++++ EXCERPTED TEXT ++++

When my sister and I were young we went to a Gospel Chapel for Sunday school. I'm speaking for us both but we loved it. I found it fun. Lots of kids from the adjacent army camp attended and on Thursday evenings the Chapel held Bible club. I think I attended until I was about 14 or so. The Gospel chapel was part of the Mennonite ministries and in the 50's and '60's the church was a bit more fundamentalist than it is today. I think there was a lot more emphasis on the Old Testament God, a God of anger and retribution, kind of a scary deity to be feared. Lots of things were sins but we could be forgiven our sins by believing in Jesus..thus gaining access to His father, God. At that time, there were still lots of evangelical faith healers, performers of miracles, in whom one only had to come with enough belief and true regret to be freed of whatever illness they had. I know there is are still churches who practice the laying on of hands and the casting out of demons but my days of belief in those things are long gone. How I wish those kind of miracles had been true. I would have had my demons cast out as a child..certainly as a young woman. Would my son still be here?

++++ EXTRACTED INFORMATION ++++

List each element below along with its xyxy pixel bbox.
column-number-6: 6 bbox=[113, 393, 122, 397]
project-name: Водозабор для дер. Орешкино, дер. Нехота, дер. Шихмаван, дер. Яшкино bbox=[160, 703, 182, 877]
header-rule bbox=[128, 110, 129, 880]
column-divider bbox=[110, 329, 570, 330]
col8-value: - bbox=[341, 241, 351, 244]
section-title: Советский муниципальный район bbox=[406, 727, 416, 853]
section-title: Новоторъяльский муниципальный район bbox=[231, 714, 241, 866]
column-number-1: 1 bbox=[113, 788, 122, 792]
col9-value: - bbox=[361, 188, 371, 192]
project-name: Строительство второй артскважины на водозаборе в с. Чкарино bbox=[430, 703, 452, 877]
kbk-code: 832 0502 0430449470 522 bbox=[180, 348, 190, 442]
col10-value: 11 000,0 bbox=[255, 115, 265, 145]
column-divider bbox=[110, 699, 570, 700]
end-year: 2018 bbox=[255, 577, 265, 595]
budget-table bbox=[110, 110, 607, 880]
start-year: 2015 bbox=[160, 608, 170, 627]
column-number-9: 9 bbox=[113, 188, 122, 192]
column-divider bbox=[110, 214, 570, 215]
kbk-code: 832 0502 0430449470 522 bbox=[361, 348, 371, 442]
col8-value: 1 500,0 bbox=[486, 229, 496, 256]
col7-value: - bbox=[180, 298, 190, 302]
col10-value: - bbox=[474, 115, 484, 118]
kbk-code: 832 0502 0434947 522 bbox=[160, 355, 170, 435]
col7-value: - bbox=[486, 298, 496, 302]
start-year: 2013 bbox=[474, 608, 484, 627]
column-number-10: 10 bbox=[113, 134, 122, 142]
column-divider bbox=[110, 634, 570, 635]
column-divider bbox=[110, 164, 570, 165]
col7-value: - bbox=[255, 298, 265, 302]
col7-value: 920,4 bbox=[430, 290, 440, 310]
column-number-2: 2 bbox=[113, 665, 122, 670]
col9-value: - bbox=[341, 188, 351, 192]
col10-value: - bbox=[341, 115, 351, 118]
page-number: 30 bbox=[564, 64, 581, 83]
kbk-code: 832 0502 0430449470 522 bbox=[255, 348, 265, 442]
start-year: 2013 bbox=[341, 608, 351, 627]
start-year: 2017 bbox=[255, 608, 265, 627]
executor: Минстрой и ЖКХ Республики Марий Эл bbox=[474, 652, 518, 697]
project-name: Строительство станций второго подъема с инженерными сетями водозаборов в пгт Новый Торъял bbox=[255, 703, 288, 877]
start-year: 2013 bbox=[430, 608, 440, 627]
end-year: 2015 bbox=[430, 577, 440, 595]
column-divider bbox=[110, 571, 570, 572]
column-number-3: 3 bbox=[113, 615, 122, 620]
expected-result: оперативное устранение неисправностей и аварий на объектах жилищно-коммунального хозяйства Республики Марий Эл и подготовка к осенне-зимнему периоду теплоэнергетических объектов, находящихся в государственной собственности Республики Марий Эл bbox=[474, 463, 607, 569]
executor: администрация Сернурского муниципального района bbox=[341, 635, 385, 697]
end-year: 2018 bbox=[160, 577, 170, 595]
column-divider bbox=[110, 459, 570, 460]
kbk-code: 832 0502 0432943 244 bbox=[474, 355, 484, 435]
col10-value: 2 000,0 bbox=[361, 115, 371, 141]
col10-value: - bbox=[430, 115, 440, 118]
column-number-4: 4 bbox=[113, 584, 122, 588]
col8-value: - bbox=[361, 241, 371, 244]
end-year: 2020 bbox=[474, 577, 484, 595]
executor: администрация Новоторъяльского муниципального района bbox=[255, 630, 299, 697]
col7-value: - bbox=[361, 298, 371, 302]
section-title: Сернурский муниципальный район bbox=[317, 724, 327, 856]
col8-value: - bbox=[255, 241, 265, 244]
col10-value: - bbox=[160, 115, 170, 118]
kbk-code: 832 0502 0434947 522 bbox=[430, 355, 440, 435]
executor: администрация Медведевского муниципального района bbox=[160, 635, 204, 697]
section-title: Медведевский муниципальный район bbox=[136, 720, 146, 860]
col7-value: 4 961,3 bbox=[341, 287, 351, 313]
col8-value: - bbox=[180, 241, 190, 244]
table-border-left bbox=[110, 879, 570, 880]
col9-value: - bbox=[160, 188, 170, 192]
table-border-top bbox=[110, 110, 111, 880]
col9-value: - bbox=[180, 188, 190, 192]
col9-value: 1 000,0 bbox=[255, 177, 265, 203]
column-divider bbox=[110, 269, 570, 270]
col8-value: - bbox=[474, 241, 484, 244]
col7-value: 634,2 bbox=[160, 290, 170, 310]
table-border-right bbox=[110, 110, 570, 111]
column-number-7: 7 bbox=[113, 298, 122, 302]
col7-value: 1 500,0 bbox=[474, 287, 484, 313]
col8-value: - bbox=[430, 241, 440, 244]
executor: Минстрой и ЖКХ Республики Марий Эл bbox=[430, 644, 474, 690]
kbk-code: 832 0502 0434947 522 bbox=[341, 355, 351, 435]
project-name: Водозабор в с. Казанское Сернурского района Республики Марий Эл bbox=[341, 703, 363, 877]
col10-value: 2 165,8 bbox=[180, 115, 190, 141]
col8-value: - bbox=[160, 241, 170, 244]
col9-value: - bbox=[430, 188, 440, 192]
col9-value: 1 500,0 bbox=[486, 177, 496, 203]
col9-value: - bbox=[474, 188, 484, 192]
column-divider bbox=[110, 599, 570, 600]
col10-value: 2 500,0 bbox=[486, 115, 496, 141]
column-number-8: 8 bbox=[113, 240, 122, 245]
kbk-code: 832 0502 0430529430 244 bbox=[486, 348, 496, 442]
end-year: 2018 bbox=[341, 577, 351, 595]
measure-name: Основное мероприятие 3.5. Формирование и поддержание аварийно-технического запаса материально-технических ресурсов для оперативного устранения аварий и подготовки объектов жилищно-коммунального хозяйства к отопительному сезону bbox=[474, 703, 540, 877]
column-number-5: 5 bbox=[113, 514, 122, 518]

++++

**ACTIVITIES**
A – Translate this sentence from the Gospel Chapel passage into Spanish: "Lots of kids from the adjacent army camp attended and on Thursday evenings the Chapel held Bible club."
B – According to the Gospel Chapel passage, what ministries was the Gospel Chapel part of?
C – For each statement, say whether the Gospel Chapel passage agrees with it, and quote the words that decide it: (i) The Chapel held Bible club on Sunday evenings. (ii) The narrator found Sunday school fun. (iii) The narrator still believes in the casting out of demons.

**RESPONSES TO THE EXERCISE**
A – Muchos niños del campamento militar adyacente asistían, y los jueves por la tarde la capilla organizaba un club bíblico.

B – The Mennonite ministries.

C –
(i) No: "on Thursday evenings the Chapel held Bible club"
(ii) Yes: "I found it fun."
(iii) No: "my days of belief in those things are long gone"